(Figure dataset records)
-=-=-=-=-
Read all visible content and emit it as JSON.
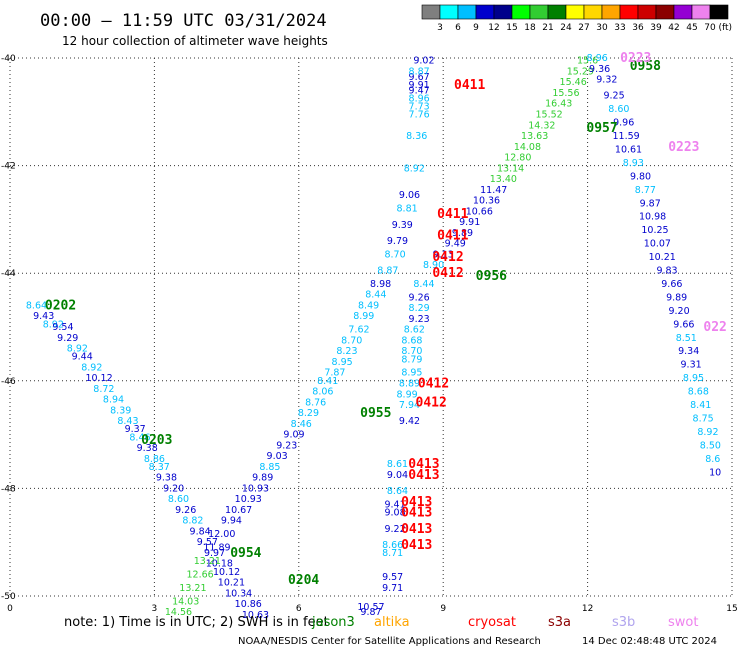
{
  "chart_data": {
    "type": "scatter",
    "title": "00:00 — 11:59 UTC 03/31/2024",
    "subtitle": "12 hour collection of altimeter wave heights",
    "xlim": [
      0,
      15
    ],
    "ylim": [
      -50,
      -40
    ],
    "x_ticks": [
      "0",
      "3",
      "6",
      "9",
      "12",
      "15"
    ],
    "y_ticks": [
      "-40",
      "-42",
      "-44",
      "-46",
      "-48",
      "-50"
    ],
    "grid": true,
    "colorbar": {
      "unit": "(ft)",
      "labels": [
        "3",
        "6",
        "9",
        "12",
        "15",
        "18",
        "21",
        "24",
        "27",
        "30",
        "33",
        "36",
        "39",
        "42",
        "45",
        "70"
      ],
      "colors": [
        "#7f7f7f",
        "#00ffff",
        "#00bfff",
        "#0000cd",
        "#00008b",
        "#00ff00",
        "#32cd32",
        "#008000",
        "#ffff00",
        "#ffd700",
        "#ffa500",
        "#ff0000",
        "#cd0000",
        "#8b0000",
        "#9400d3",
        "#ee82ee",
        "#000000"
      ]
    },
    "passes": [
      {
        "label": "0202",
        "x": 1.05,
        "y": -44.6,
        "color": "#008000"
      },
      {
        "label": "0203",
        "x": 3.05,
        "y": -47.1,
        "color": "#008000"
      },
      {
        "label": "0954",
        "x": 4.9,
        "y": -49.2,
        "color": "#008000"
      },
      {
        "label": "0204",
        "x": 6.1,
        "y": -49.7,
        "color": "#008000"
      },
      {
        "label": "0955",
        "x": 7.6,
        "y": -46.6,
        "color": "#008000"
      },
      {
        "label": "0956",
        "x": 10.0,
        "y": -44.05,
        "color": "#008000"
      },
      {
        "label": "0957",
        "x": 12.3,
        "y": -41.3,
        "color": "#008000"
      },
      {
        "label": "0958",
        "x": 13.2,
        "y": -40.15,
        "color": "#008000"
      },
      {
        "label": "0411",
        "x": 9.55,
        "y": -40.5,
        "color": "#ff0000"
      },
      {
        "label": "0411",
        "x": 9.2,
        "y": -42.9,
        "color": "#ff0000"
      },
      {
        "label": "0411",
        "x": 9.2,
        "y": -43.3,
        "color": "#ff0000"
      },
      {
        "label": "0412",
        "x": 9.1,
        "y": -43.7,
        "color": "#ff0000"
      },
      {
        "label": "0412",
        "x": 9.1,
        "y": -44.0,
        "color": "#ff0000"
      },
      {
        "label": "0412",
        "x": 8.8,
        "y": -46.05,
        "color": "#ff0000"
      },
      {
        "label": "0412",
        "x": 8.75,
        "y": -46.4,
        "color": "#ff0000"
      },
      {
        "label": "0413",
        "x": 8.6,
        "y": -47.55,
        "color": "#ff0000"
      },
      {
        "label": "0413",
        "x": 8.6,
        "y": -47.75,
        "color": "#ff0000"
      },
      {
        "label": "0413",
        "x": 8.45,
        "y": -48.25,
        "color": "#ff0000"
      },
      {
        "label": "0413",
        "x": 8.45,
        "y": -48.45,
        "color": "#ff0000"
      },
      {
        "label": "0413",
        "x": 8.45,
        "y": -48.75,
        "color": "#ff0000"
      },
      {
        "label": "0413",
        "x": 8.45,
        "y": -49.05,
        "color": "#ff0000"
      },
      {
        "label": "0223",
        "x": 13.0,
        "y": -40.0,
        "color": "#ee82ee"
      },
      {
        "label": "0223",
        "x": 14.0,
        "y": -41.65,
        "color": "#ee82ee"
      },
      {
        "label": "022",
        "x": 14.65,
        "y": -45.0,
        "color": "#ee82ee"
      }
    ],
    "points": [
      {
        "x": 0.55,
        "y": -44.6,
        "v": "8.64",
        "c": "#00bfff"
      },
      {
        "x": 0.7,
        "y": -44.8,
        "v": "9.43",
        "c": "#0000cd"
      },
      {
        "x": 0.9,
        "y": -44.95,
        "v": "8.92",
        "c": "#00bfff"
      },
      {
        "x": 1.1,
        "y": -45.0,
        "v": "9.54",
        "c": "#0000cd"
      },
      {
        "x": 1.2,
        "y": -45.2,
        "v": "9.29",
        "c": "#0000cd"
      },
      {
        "x": 1.4,
        "y": -45.4,
        "v": "8.92",
        "c": "#00bfff"
      },
      {
        "x": 1.5,
        "y": -45.55,
        "v": "9.44",
        "c": "#0000cd"
      },
      {
        "x": 1.7,
        "y": -45.75,
        "v": "8.92",
        "c": "#00bfff"
      },
      {
        "x": 1.85,
        "y": -45.95,
        "v": "10.12",
        "c": "#0000cd"
      },
      {
        "x": 1.95,
        "y": -46.15,
        "v": "8.72",
        "c": "#00bfff"
      },
      {
        "x": 2.15,
        "y": -46.35,
        "v": "8.94",
        "c": "#00bfff"
      },
      {
        "x": 2.3,
        "y": -46.55,
        "v": "8.39",
        "c": "#00bfff"
      },
      {
        "x": 2.45,
        "y": -46.75,
        "v": "8.43",
        "c": "#00bfff"
      },
      {
        "x": 2.6,
        "y": -46.9,
        "v": "9.37",
        "c": "#0000cd"
      },
      {
        "x": 2.7,
        "y": -47.05,
        "v": "8.46",
        "c": "#00bfff"
      },
      {
        "x": 2.85,
        "y": -47.25,
        "v": "9.38",
        "c": "#0000cd"
      },
      {
        "x": 3.0,
        "y": -47.45,
        "v": "8.86",
        "c": "#00bfff"
      },
      {
        "x": 3.1,
        "y": -47.6,
        "v": "8.37",
        "c": "#00bfff"
      },
      {
        "x": 3.25,
        "y": -47.8,
        "v": "9.38",
        "c": "#0000cd"
      },
      {
        "x": 3.4,
        "y": -48.0,
        "v": "9.20",
        "c": "#0000cd"
      },
      {
        "x": 3.5,
        "y": -48.2,
        "v": "8.60",
        "c": "#00bfff"
      },
      {
        "x": 3.65,
        "y": -48.4,
        "v": "9.26",
        "c": "#0000cd"
      },
      {
        "x": 3.8,
        "y": -48.6,
        "v": "8.82",
        "c": "#00bfff"
      },
      {
        "x": 3.95,
        "y": -48.8,
        "v": "9.84",
        "c": "#0000cd"
      },
      {
        "x": 4.1,
        "y": -49.0,
        "v": "9.57",
        "c": "#0000cd"
      },
      {
        "x": 4.25,
        "y": -49.2,
        "v": "9.97",
        "c": "#0000cd"
      },
      {
        "x": 4.35,
        "y": -49.4,
        "v": "10.18",
        "c": "#0000cd"
      },
      {
        "x": 4.5,
        "y": -49.55,
        "v": "10.12",
        "c": "#0000cd"
      },
      {
        "x": 4.6,
        "y": -49.75,
        "v": "10.21",
        "c": "#0000cd"
      },
      {
        "x": 4.75,
        "y": -49.95,
        "v": "10.34",
        "c": "#0000cd"
      },
      {
        "x": 4.95,
        "y": -50.15,
        "v": "10.86",
        "c": "#0000cd"
      },
      {
        "x": 5.1,
        "y": -50.35,
        "v": "10.63",
        "c": "#0000cd"
      },
      {
        "x": 3.5,
        "y": -50.3,
        "v": "14.56",
        "c": "#32cd32"
      },
      {
        "x": 3.65,
        "y": -50.1,
        "v": "14.03",
        "c": "#32cd32"
      },
      {
        "x": 3.8,
        "y": -49.85,
        "v": "13.21",
        "c": "#32cd32"
      },
      {
        "x": 3.95,
        "y": -49.6,
        "v": "12.66",
        "c": "#32cd32"
      },
      {
        "x": 4.1,
        "y": -49.35,
        "v": "13.21",
        "c": "#32cd32"
      },
      {
        "x": 4.3,
        "y": -49.1,
        "v": "11.89",
        "c": "#0000cd"
      },
      {
        "x": 4.4,
        "y": -48.85,
        "v": "12.00",
        "c": "#0000cd"
      },
      {
        "x": 4.6,
        "y": -48.6,
        "v": "9.94",
        "c": "#0000cd"
      },
      {
        "x": 4.75,
        "y": -48.4,
        "v": "10.67",
        "c": "#0000cd"
      },
      {
        "x": 4.95,
        "y": -48.2,
        "v": "10.93",
        "c": "#0000cd"
      },
      {
        "x": 5.1,
        "y": -48.0,
        "v": "10.93",
        "c": "#0000cd"
      },
      {
        "x": 5.25,
        "y": -47.8,
        "v": "9.89",
        "c": "#0000cd"
      },
      {
        "x": 5.4,
        "y": -47.6,
        "v": "8.85",
        "c": "#00bfff"
      },
      {
        "x": 5.55,
        "y": -47.4,
        "v": "9.03",
        "c": "#0000cd"
      },
      {
        "x": 5.75,
        "y": -47.2,
        "v": "9.23",
        "c": "#0000cd"
      },
      {
        "x": 5.9,
        "y": -47.0,
        "v": "9.09",
        "c": "#0000cd"
      },
      {
        "x": 6.05,
        "y": -46.8,
        "v": "8.46",
        "c": "#00bfff"
      },
      {
        "x": 6.2,
        "y": -46.6,
        "v": "8.29",
        "c": "#00bfff"
      },
      {
        "x": 6.35,
        "y": -46.4,
        "v": "8.76",
        "c": "#00bfff"
      },
      {
        "x": 6.5,
        "y": -46.2,
        "v": "8.06",
        "c": "#00bfff"
      },
      {
        "x": 6.6,
        "y": -46.0,
        "v": "8.41",
        "c": "#00bfff"
      },
      {
        "x": 6.75,
        "y": -45.85,
        "v": "7.87",
        "c": "#00bfff"
      },
      {
        "x": 6.9,
        "y": -45.65,
        "v": "8.95",
        "c": "#00bfff"
      },
      {
        "x": 7.0,
        "y": -45.45,
        "v": "8.23",
        "c": "#00bfff"
      },
      {
        "x": 7.1,
        "y": -45.25,
        "v": "8.70",
        "c": "#00bfff"
      },
      {
        "x": 7.25,
        "y": -45.05,
        "v": "7.62",
        "c": "#00bfff"
      },
      {
        "x": 7.35,
        "y": -44.8,
        "v": "8.99",
        "c": "#00bfff"
      },
      {
        "x": 7.45,
        "y": -44.6,
        "v": "8.49",
        "c": "#00bfff"
      },
      {
        "x": 7.6,
        "y": -44.4,
        "v": "8.44",
        "c": "#00bfff"
      },
      {
        "x": 7.7,
        "y": -44.2,
        "v": "8.98",
        "c": "#0000cd"
      },
      {
        "x": 7.85,
        "y": -43.95,
        "v": "8.87",
        "c": "#00bfff"
      },
      {
        "x": 8.0,
        "y": -43.65,
        "v": "8.70",
        "c": "#00bfff"
      },
      {
        "x": 8.05,
        "y": -43.4,
        "v": "9.79",
        "c": "#0000cd"
      },
      {
        "x": 8.15,
        "y": -43.1,
        "v": "9.39",
        "c": "#0000cd"
      },
      {
        "x": 8.25,
        "y": -42.8,
        "v": "8.81",
        "c": "#00bfff"
      },
      {
        "x": 8.3,
        "y": -42.55,
        "v": "9.06",
        "c": "#0000cd"
      },
      {
        "x": 8.4,
        "y": -42.05,
        "v": "8.92",
        "c": "#00bfff"
      },
      {
        "x": 8.45,
        "y": -41.45,
        "v": "8.36",
        "c": "#00bfff"
      },
      {
        "x": 8.5,
        "y": -41.05,
        "v": "7.76",
        "c": "#00bfff"
      },
      {
        "x": 8.5,
        "y": -40.9,
        "v": "7.73",
        "c": "#00bfff"
      },
      {
        "x": 8.5,
        "y": -40.75,
        "v": "8.96",
        "c": "#00bfff"
      },
      {
        "x": 8.5,
        "y": -40.6,
        "v": "9.47",
        "c": "#0000cd"
      },
      {
        "x": 8.5,
        "y": -40.5,
        "v": "9.91",
        "c": "#0000cd"
      },
      {
        "x": 8.5,
        "y": -40.35,
        "v": "9.67",
        "c": "#0000cd"
      },
      {
        "x": 8.5,
        "y": -40.25,
        "v": "8.87",
        "c": "#00bfff"
      },
      {
        "x": 8.6,
        "y": -40.05,
        "v": "9.02",
        "c": "#0000cd"
      },
      {
        "x": 8.5,
        "y": -44.45,
        "v": "9.26",
        "c": "#0000cd"
      },
      {
        "x": 8.5,
        "y": -44.65,
        "v": "8.29",
        "c": "#00bfff"
      },
      {
        "x": 8.5,
        "y": -44.85,
        "v": "9.23",
        "c": "#0000cd"
      },
      {
        "x": 8.4,
        "y": -45.05,
        "v": "8.62",
        "c": "#00bfff"
      },
      {
        "x": 8.35,
        "y": -45.25,
        "v": "8.68",
        "c": "#00bfff"
      },
      {
        "x": 8.35,
        "y": -45.45,
        "v": "8.70",
        "c": "#00bfff"
      },
      {
        "x": 8.35,
        "y": -45.6,
        "v": "8.79",
        "c": "#00bfff"
      },
      {
        "x": 8.35,
        "y": -45.85,
        "v": "8.95",
        "c": "#00bfff"
      },
      {
        "x": 8.3,
        "y": -46.05,
        "v": "8.89",
        "c": "#00bfff"
      },
      {
        "x": 8.25,
        "y": -46.25,
        "v": "8.99",
        "c": "#00bfff"
      },
      {
        "x": 8.3,
        "y": -46.45,
        "v": "7.94",
        "c": "#00bfff"
      },
      {
        "x": 8.3,
        "y": -46.75,
        "v": "9.42",
        "c": "#0000cd"
      },
      {
        "x": 8.6,
        "y": -44.2,
        "v": "8.44",
        "c": "#00bfff"
      },
      {
        "x": 8.8,
        "y": -43.85,
        "v": "8.90",
        "c": "#00bfff"
      },
      {
        "x": 9.0,
        "y": -43.65,
        "v": "9.13",
        "c": "#0000cd"
      },
      {
        "x": 9.25,
        "y": -43.45,
        "v": "9.49",
        "c": "#0000cd"
      },
      {
        "x": 9.4,
        "y": -43.25,
        "v": "9.89",
        "c": "#0000cd"
      },
      {
        "x": 9.55,
        "y": -43.05,
        "v": "9.91",
        "c": "#0000cd"
      },
      {
        "x": 9.75,
        "y": -42.85,
        "v": "10.66",
        "c": "#0000cd"
      },
      {
        "x": 9.9,
        "y": -42.65,
        "v": "10.36",
        "c": "#0000cd"
      },
      {
        "x": 10.05,
        "y": -42.45,
        "v": "11.47",
        "c": "#0000cd"
      },
      {
        "x": 10.25,
        "y": -42.25,
        "v": "13.40",
        "c": "#32cd32"
      },
      {
        "x": 10.4,
        "y": -42.05,
        "v": "13.14",
        "c": "#32cd32"
      },
      {
        "x": 10.55,
        "y": -41.85,
        "v": "12.80",
        "c": "#32cd32"
      },
      {
        "x": 10.75,
        "y": -41.65,
        "v": "14.08",
        "c": "#32cd32"
      },
      {
        "x": 10.9,
        "y": -41.45,
        "v": "13.63",
        "c": "#32cd32"
      },
      {
        "x": 11.05,
        "y": -41.25,
        "v": "14.32",
        "c": "#32cd32"
      },
      {
        "x": 11.2,
        "y": -41.05,
        "v": "15.52",
        "c": "#32cd32"
      },
      {
        "x": 11.4,
        "y": -40.85,
        "v": "16.43",
        "c": "#32cd32"
      },
      {
        "x": 11.55,
        "y": -40.65,
        "v": "15.56",
        "c": "#32cd32"
      },
      {
        "x": 11.7,
        "y": -40.45,
        "v": "15.46",
        "c": "#32cd32"
      },
      {
        "x": 11.85,
        "y": -40.25,
        "v": "15.29",
        "c": "#32cd32"
      },
      {
        "x": 12.0,
        "y": -40.05,
        "v": "15.6",
        "c": "#32cd32"
      },
      {
        "x": 12.2,
        "y": -40.0,
        "v": "8.96",
        "c": "#00bfff"
      },
      {
        "x": 12.25,
        "y": -40.2,
        "v": "9.36",
        "c": "#0000cd"
      },
      {
        "x": 12.4,
        "y": -40.4,
        "v": "9.32",
        "c": "#0000cd"
      },
      {
        "x": 12.55,
        "y": -40.7,
        "v": "9.25",
        "c": "#0000cd"
      },
      {
        "x": 12.65,
        "y": -40.95,
        "v": "8.60",
        "c": "#00bfff"
      },
      {
        "x": 12.75,
        "y": -41.2,
        "v": "9.96",
        "c": "#0000cd"
      },
      {
        "x": 12.8,
        "y": -41.45,
        "v": "11.59",
        "c": "#0000cd"
      },
      {
        "x": 12.85,
        "y": -41.7,
        "v": "10.61",
        "c": "#0000cd"
      },
      {
        "x": 12.95,
        "y": -41.95,
        "v": "8.93",
        "c": "#00bfff"
      },
      {
        "x": 13.1,
        "y": -42.2,
        "v": "9.80",
        "c": "#0000cd"
      },
      {
        "x": 13.2,
        "y": -42.45,
        "v": "8.77",
        "c": "#00bfff"
      },
      {
        "x": 13.3,
        "y": -42.7,
        "v": "9.87",
        "c": "#0000cd"
      },
      {
        "x": 13.35,
        "y": -42.95,
        "v": "10.98",
        "c": "#0000cd"
      },
      {
        "x": 13.4,
        "y": -43.2,
        "v": "10.25",
        "c": "#0000cd"
      },
      {
        "x": 13.45,
        "y": -43.45,
        "v": "10.07",
        "c": "#0000cd"
      },
      {
        "x": 13.55,
        "y": -43.7,
        "v": "10.21",
        "c": "#0000cd"
      },
      {
        "x": 13.65,
        "y": -43.95,
        "v": "9.83",
        "c": "#0000cd"
      },
      {
        "x": 13.75,
        "y": -44.2,
        "v": "9.66",
        "c": "#0000cd"
      },
      {
        "x": 13.85,
        "y": -44.45,
        "v": "9.89",
        "c": "#0000cd"
      },
      {
        "x": 13.9,
        "y": -44.7,
        "v": "9.20",
        "c": "#0000cd"
      },
      {
        "x": 14.0,
        "y": -44.95,
        "v": "9.66",
        "c": "#0000cd"
      },
      {
        "x": 14.05,
        "y": -45.2,
        "v": "8.51",
        "c": "#00bfff"
      },
      {
        "x": 14.1,
        "y": -45.45,
        "v": "9.34",
        "c": "#0000cd"
      },
      {
        "x": 14.15,
        "y": -45.7,
        "v": "9.31",
        "c": "#0000cd"
      },
      {
        "x": 14.2,
        "y": -45.95,
        "v": "8.95",
        "c": "#00bfff"
      },
      {
        "x": 14.3,
        "y": -46.2,
        "v": "8.68",
        "c": "#00bfff"
      },
      {
        "x": 14.35,
        "y": -46.45,
        "v": "8.41",
        "c": "#00bfff"
      },
      {
        "x": 14.4,
        "y": -46.7,
        "v": "8.75",
        "c": "#00bfff"
      },
      {
        "x": 14.5,
        "y": -46.95,
        "v": "8.92",
        "c": "#00bfff"
      },
      {
        "x": 14.55,
        "y": -47.2,
        "v": "8.50",
        "c": "#00bfff"
      },
      {
        "x": 14.6,
        "y": -47.45,
        "v": "8.6",
        "c": "#00bfff"
      },
      {
        "x": 14.65,
        "y": -47.7,
        "v": "10",
        "c": "#0000cd"
      },
      {
        "x": 8.05,
        "y": -47.55,
        "v": "8.61",
        "c": "#00bfff"
      },
      {
        "x": 8.05,
        "y": -47.75,
        "v": "9.04",
        "c": "#0000cd"
      },
      {
        "x": 8.05,
        "y": -48.05,
        "v": "8.64",
        "c": "#00bfff"
      },
      {
        "x": 8.0,
        "y": -48.3,
        "v": "9.41",
        "c": "#0000cd"
      },
      {
        "x": 8.0,
        "y": -48.45,
        "v": "9.08",
        "c": "#0000cd"
      },
      {
        "x": 8.0,
        "y": -48.75,
        "v": "9.22",
        "c": "#0000cd"
      },
      {
        "x": 7.95,
        "y": -49.05,
        "v": "8.66",
        "c": "#00bfff"
      },
      {
        "x": 7.95,
        "y": -49.2,
        "v": "8.71",
        "c": "#00bfff"
      },
      {
        "x": 7.95,
        "y": -49.65,
        "v": "9.57",
        "c": "#0000cd"
      },
      {
        "x": 7.95,
        "y": -49.85,
        "v": "9.71",
        "c": "#0000cd"
      },
      {
        "x": 7.5,
        "y": -50.2,
        "v": "10.57",
        "c": "#0000cd"
      },
      {
        "x": 7.5,
        "y": -50.3,
        "v": "9.87",
        "c": "#0000cd"
      }
    ]
  },
  "footer": {
    "note": "note: 1) Time is in UTC; 2) SWH is in feet",
    "satellites": [
      {
        "name": "jason3",
        "color": "#008000"
      },
      {
        "name": "altika",
        "color": "#ffa500"
      },
      {
        "name": "cryosat",
        "color": "#ff0000"
      },
      {
        "name": "s3a",
        "color": "#8b0000"
      },
      {
        "name": "s3b",
        "color": "#b0a4ee"
      },
      {
        "name": "swot",
        "color": "#ee82ee"
      }
    ],
    "credit": "NOAA/NESDIS Center for Satellite Applications and Research",
    "timestamp": "14 Dec 02:48:48 UTC 2024"
  }
}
-=-=-=-=-
WHAT THE EXERCISE ASKS:
Select every line in the records above that contains the word "name".

REPLY:
        "name": "jason3",
        "name": "altika",
        "name": "cryosat",
        "name": "s3a",
        "name": "s3b",
        "name": "swot",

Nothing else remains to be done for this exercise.